** Ziel **
Zitieren Sie den Textauszug zur Klage gegen die Stadt vollständig und Wort für Wort.

** Vorliegender Textauszug **
Die beiden Kläger wurden rechtskräftig zu Geldstrafe verurteilt. In einem Vorprozeß verpflichteten sie sich durch Vergleich, der Geschädigten ein Schmerzensgeld von 20.000,- DM zu zahlen und ihr zwei Drittel aller weiteren Unfallschäden zu erstatten.
Die Kläger verlangen von der beklagten Stadt die Erstattung von 50 % ihrer durch den Unfall ausgelösten Verpflichtungen und der ihnen selbst entstandenen Schäden mit der Begründung, die Beklagte habe ihre Verkehrssicherungspflicht oder die Amtspflicht als Verkehrsbehörde dadurch verletzt, daß sie die Unfallstelle mangelhaft gekennzeichnet, beleuchtet oder beschildert und damit den Unfall mitverschuldet habe.

** Gegebene Datensätze **
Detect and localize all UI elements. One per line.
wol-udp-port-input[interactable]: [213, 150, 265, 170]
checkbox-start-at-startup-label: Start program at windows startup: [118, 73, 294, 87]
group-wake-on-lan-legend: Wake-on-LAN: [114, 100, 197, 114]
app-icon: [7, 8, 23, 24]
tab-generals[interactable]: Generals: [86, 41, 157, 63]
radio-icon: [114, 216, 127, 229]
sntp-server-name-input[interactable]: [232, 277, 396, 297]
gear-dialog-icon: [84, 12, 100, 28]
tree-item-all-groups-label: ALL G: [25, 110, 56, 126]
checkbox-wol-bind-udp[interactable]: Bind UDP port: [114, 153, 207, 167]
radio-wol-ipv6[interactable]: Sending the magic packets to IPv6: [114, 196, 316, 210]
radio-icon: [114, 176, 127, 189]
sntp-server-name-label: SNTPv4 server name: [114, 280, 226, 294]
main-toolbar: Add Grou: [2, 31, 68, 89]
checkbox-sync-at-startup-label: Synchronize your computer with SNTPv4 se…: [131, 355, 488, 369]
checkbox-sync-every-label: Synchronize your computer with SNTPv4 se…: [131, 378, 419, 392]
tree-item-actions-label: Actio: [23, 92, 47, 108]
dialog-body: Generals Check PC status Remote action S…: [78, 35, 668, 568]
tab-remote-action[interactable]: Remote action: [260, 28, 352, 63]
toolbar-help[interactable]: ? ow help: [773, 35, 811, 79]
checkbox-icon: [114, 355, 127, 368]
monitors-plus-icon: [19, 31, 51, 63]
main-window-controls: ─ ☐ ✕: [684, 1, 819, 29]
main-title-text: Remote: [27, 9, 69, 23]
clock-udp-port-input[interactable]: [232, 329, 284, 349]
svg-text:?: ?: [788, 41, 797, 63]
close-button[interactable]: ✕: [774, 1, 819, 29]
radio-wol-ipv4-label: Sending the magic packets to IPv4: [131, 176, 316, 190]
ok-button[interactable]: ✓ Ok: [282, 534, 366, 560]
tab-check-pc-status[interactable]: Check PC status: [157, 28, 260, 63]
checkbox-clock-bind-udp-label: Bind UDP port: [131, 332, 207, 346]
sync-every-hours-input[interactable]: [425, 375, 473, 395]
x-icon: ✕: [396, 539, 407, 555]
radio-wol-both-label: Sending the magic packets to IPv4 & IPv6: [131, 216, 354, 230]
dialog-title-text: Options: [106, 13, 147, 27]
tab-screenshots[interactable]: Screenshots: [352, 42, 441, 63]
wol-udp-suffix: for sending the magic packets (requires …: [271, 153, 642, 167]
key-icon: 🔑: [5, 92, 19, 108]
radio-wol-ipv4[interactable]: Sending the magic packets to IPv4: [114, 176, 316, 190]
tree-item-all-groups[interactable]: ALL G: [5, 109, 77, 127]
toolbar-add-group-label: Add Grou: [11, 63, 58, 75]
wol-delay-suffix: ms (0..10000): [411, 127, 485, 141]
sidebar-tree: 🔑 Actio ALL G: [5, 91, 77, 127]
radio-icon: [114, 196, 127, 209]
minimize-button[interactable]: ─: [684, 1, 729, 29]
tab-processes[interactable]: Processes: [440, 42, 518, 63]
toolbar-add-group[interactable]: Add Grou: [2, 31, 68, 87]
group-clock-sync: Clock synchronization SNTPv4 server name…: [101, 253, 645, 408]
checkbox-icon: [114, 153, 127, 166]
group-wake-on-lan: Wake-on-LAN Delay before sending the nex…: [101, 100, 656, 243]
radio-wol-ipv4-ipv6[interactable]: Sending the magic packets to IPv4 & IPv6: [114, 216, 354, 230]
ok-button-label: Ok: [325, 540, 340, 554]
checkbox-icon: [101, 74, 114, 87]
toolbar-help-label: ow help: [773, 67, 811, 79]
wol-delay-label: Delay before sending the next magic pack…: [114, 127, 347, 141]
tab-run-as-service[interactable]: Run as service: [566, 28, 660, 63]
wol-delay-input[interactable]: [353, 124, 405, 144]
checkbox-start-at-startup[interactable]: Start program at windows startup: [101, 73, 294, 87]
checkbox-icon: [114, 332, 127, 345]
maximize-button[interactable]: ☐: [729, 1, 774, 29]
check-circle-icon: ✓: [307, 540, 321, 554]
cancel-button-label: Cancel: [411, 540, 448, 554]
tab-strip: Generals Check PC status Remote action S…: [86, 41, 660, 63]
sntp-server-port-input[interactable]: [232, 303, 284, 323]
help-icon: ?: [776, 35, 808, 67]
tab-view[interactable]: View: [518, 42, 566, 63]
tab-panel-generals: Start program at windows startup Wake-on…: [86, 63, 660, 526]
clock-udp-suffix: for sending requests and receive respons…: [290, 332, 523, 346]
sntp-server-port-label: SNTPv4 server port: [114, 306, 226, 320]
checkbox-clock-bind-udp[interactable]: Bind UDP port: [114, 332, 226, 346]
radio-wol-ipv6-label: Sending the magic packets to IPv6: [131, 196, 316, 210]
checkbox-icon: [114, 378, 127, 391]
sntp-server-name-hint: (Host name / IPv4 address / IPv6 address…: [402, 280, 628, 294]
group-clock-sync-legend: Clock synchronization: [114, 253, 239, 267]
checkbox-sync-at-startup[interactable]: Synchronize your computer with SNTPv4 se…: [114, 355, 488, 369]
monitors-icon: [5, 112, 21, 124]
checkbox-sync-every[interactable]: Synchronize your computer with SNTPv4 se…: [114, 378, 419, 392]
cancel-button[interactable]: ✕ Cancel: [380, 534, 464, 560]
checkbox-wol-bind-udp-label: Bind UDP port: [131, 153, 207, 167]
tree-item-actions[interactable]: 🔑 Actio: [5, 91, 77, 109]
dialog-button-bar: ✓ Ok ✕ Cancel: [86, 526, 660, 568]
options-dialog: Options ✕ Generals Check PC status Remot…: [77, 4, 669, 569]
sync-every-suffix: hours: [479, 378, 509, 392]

** Vollständige Ausgabe **
Die beiden Kläger wurden rechtskräftig zu Geldstrafe verurteilt. In einem Vorprozeß verpflichteten sie sich durch Vergleich, der Geschädigten ein Schmerzensgeld von 20.000,- DM zu zahlen und ihr zwei Drittel aller weiteren Unfallschäden zu erstatten.
Die Kläger verlangen von der beklagten Stadt die Erstattung von 50 % ihrer durch den Unfall ausgelösten Verpflichtungen und der ihnen selbst entstandenen Schäden mit der Begründung, die Beklagte habe ihre Verkehrssicherungspflicht oder die Amtspflicht als Verkehrsbehörde dadurch verletzt, daß sie die Unfallstelle mangelhaft gekennzeichnet, beleuchtet oder beschildert und damit den Unfall mitverschuldet habe.